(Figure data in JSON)
===

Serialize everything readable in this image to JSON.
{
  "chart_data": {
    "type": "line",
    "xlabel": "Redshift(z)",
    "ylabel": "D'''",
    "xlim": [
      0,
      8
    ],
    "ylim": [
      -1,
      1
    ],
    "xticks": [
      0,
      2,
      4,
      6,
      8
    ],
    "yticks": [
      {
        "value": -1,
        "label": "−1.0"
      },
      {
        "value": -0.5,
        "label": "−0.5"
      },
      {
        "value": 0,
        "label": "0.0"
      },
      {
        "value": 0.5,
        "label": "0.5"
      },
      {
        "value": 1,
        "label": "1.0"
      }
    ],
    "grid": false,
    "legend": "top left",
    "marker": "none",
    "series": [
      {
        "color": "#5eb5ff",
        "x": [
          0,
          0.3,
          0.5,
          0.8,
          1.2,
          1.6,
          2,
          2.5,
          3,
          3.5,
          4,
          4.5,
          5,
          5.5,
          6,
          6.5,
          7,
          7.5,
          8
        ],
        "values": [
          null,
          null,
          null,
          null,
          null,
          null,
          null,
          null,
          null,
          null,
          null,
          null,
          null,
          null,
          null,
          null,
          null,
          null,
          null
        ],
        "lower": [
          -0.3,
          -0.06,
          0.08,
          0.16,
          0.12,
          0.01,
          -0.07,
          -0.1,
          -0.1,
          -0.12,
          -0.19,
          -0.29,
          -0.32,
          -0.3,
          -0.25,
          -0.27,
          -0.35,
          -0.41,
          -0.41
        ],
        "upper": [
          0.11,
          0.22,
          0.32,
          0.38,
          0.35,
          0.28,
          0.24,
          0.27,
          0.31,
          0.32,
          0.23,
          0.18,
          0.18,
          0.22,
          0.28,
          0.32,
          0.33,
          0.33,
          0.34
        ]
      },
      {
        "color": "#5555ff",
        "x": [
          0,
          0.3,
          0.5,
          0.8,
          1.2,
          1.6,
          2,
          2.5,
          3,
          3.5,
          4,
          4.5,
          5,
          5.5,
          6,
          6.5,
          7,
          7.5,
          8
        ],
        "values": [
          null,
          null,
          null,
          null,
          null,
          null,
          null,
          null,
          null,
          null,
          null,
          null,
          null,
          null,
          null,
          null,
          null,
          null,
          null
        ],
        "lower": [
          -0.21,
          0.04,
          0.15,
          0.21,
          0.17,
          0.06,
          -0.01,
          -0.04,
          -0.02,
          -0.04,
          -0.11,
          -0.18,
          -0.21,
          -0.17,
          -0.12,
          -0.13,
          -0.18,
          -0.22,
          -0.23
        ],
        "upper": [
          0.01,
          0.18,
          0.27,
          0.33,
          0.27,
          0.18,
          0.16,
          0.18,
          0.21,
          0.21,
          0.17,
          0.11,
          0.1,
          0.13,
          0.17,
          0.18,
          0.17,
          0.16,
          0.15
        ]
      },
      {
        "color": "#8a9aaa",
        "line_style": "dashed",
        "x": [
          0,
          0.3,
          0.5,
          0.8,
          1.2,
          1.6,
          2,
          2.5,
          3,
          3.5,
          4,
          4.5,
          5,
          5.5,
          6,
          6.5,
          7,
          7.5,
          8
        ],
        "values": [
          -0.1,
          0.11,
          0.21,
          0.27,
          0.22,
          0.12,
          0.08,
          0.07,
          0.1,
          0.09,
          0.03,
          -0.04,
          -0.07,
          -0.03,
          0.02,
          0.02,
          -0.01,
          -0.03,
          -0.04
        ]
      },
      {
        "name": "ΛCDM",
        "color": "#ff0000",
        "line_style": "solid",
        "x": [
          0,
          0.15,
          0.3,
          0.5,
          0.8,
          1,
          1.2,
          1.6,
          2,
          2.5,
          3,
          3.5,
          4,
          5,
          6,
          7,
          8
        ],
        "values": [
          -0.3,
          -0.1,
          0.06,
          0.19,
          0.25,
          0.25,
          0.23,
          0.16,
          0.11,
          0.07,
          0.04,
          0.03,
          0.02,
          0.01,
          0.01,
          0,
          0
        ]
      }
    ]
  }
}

===

**REQUIRED WORK:** Extract every line above that contains the word "color".

**SOLUTION TO THE EXERCISE:**
        "color": "#5eb5ff",
        "color": "#5555ff",
        "color": "#8a9aaa",
        "color": "#ff0000",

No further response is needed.